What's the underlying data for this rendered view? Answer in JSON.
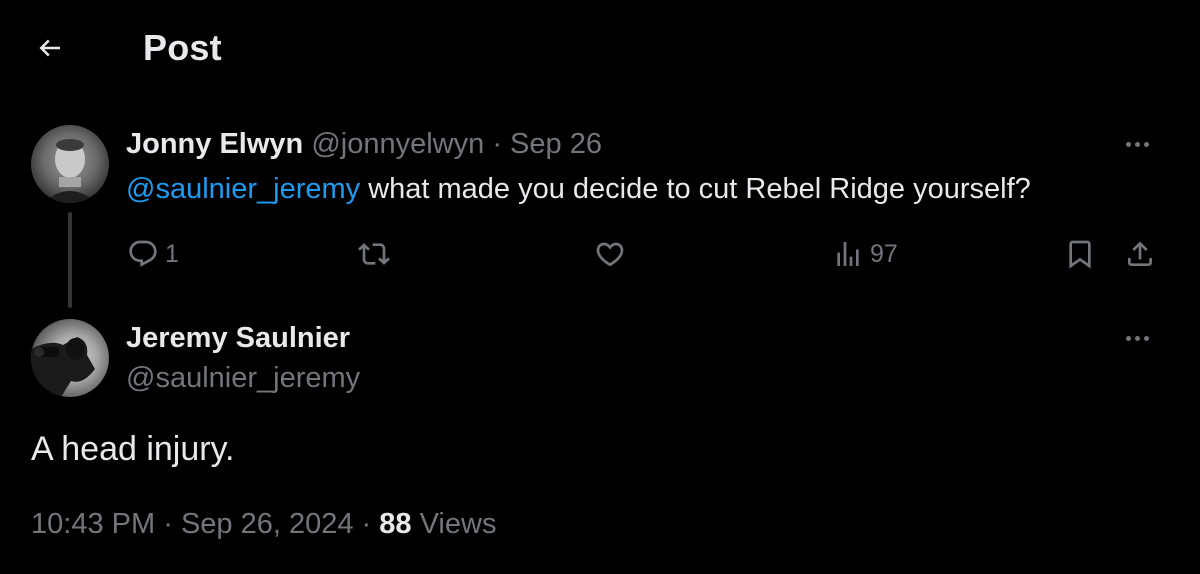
{
  "header": {
    "title": "Post",
    "back_icon": "arrow-left-icon"
  },
  "parent_tweet": {
    "author_name": "Jonny Elwyn",
    "author_handle": "@jonnyelwyn",
    "separator": "·",
    "date": "Sep 26",
    "mention": "@saulnier_jeremy",
    "text": " what made you decide to cut Rebel Ridge yourself?",
    "actions": {
      "reply_count": "1",
      "repost_count": "",
      "like_count": "",
      "views_count": "97"
    }
  },
  "main_tweet": {
    "author_name": "Jeremy Saulnier",
    "author_handle": "@saulnier_jeremy",
    "text": "A head injury.",
    "time": "10:43 PM",
    "separator": "·",
    "date": "Sep 26, 2024",
    "views_count": "88",
    "views_label": "Views"
  },
  "colors": {
    "background": "#000000",
    "text": "#e7e9ea",
    "muted": "#71767b",
    "link": "#1d9bf0"
  }
}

· · · ·

Copy out the listing exactly as it stands, but not the pictures.

What's the underlying data for this rendered view? Answer in JSON.
{
  "header": {
    "title": "Post",
    "back_icon": "arrow-left-icon"
  },
  "parent_tweet": {
    "author_name": "Jonny Elwyn",
    "author_handle": "@jonnyelwyn",
    "separator": "·",
    "date": "Sep 26",
    "mention": "@saulnier_jeremy",
    "text": " what made you decide to cut Rebel Ridge yourself?",
    "actions": {
      "reply_count": "1",
      "repost_count": "",
      "like_count": "",
      "views_count": "97"
    }
  },
  "main_tweet": {
    "author_name": "Jeremy Saulnier",
    "author_handle": "@saulnier_jeremy",
    "text": "A head injury.",
    "time": "10:43 PM",
    "separator": "·",
    "date": "Sep 26, 2024",
    "views_count": "88",
    "views_label": "Views"
  },
  "colors": {
    "background": "#000000",
    "text": "#e7e9ea",
    "muted": "#71767b",
    "link": "#1d9bf0"
  }
}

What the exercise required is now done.